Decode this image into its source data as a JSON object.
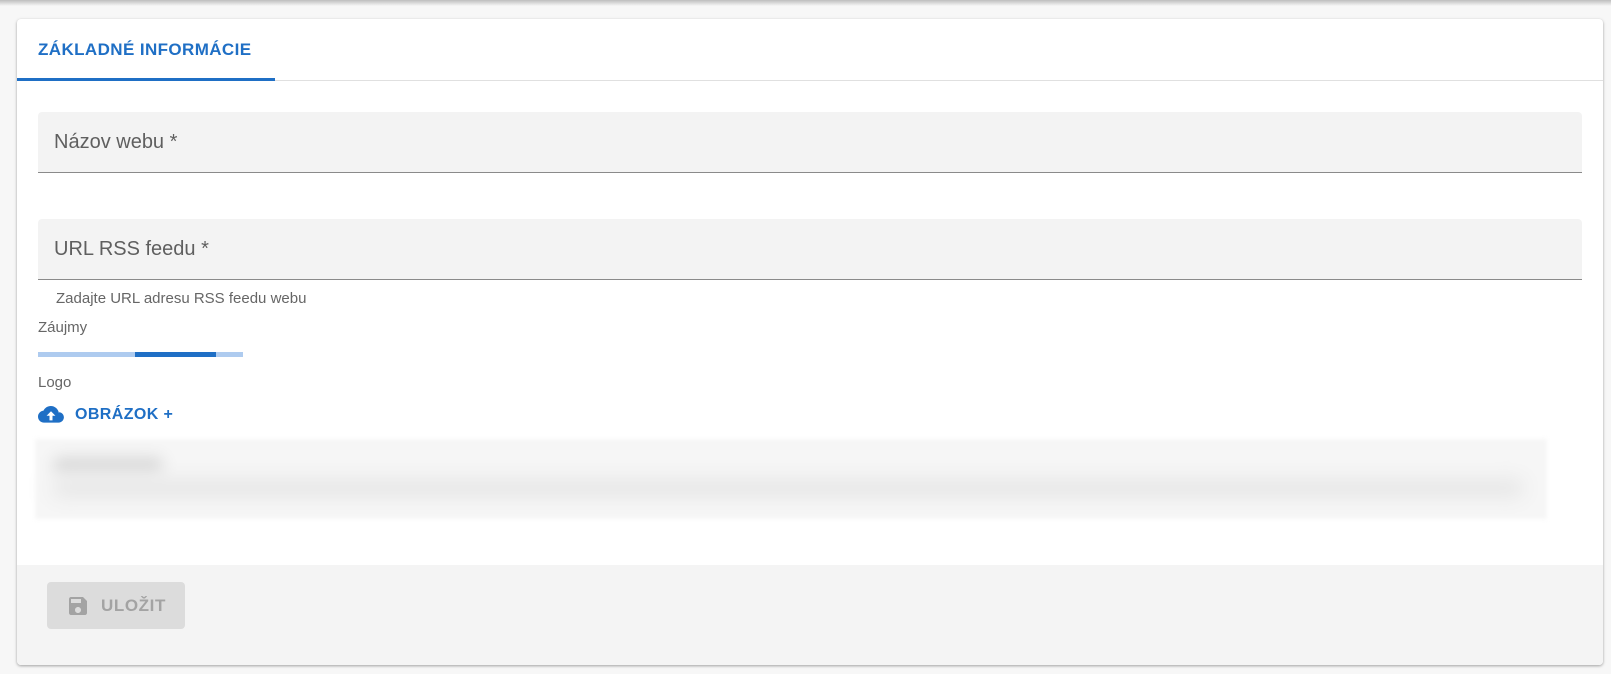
{
  "tabs": [
    {
      "label": "ZÁKLADNÉ INFORMÁCIE",
      "active": true
    }
  ],
  "form": {
    "site_name": {
      "label": "Názov webu *",
      "value": ""
    },
    "rss_url": {
      "label": "URL RSS feedu *",
      "value": "",
      "helper": "Zadajte URL adresu RSS feedu webu"
    },
    "interests": {
      "label": "Záujmy",
      "loading_indicator": {
        "state": "indeterminate"
      }
    },
    "logo": {
      "label": "Logo",
      "upload_button": {
        "label": "OBRÁZOK +",
        "icon": "cloud-upload-icon"
      }
    }
  },
  "footer": {
    "save_button": {
      "label": "ULOŽIT",
      "icon": "save-icon",
      "disabled": true
    }
  },
  "colors": {
    "accent": "#1f6fc5",
    "accent_light": "#aecbef",
    "field_bg": "#f3f3f3",
    "disabled_bg": "#dcdcdc",
    "disabled_text": "#a3a3a3"
  }
}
-.-.-
# What is being asked
Retype all the records shown above, character for character. Omit every picture.

# The result
Decode this image into its source data as a JSON object.
{
  "tabs": [
    {
      "label": "ZÁKLADNÉ INFORMÁCIE",
      "active": true
    }
  ],
  "form": {
    "site_name": {
      "label": "Názov webu *",
      "value": ""
    },
    "rss_url": {
      "label": "URL RSS feedu *",
      "value": "",
      "helper": "Zadajte URL adresu RSS feedu webu"
    },
    "interests": {
      "label": "Záujmy",
      "loading_indicator": {
        "state": "indeterminate"
      }
    },
    "logo": {
      "label": "Logo",
      "upload_button": {
        "label": "OBRÁZOK +",
        "icon": "cloud-upload-icon"
      }
    }
  },
  "footer": {
    "save_button": {
      "label": "ULOŽIT",
      "icon": "save-icon",
      "disabled": true
    }
  },
  "colors": {
    "accent": "#1f6fc5",
    "accent_light": "#aecbef",
    "field_bg": "#f3f3f3",
    "disabled_bg": "#dcdcdc",
    "disabled_text": "#a3a3a3"
  }
}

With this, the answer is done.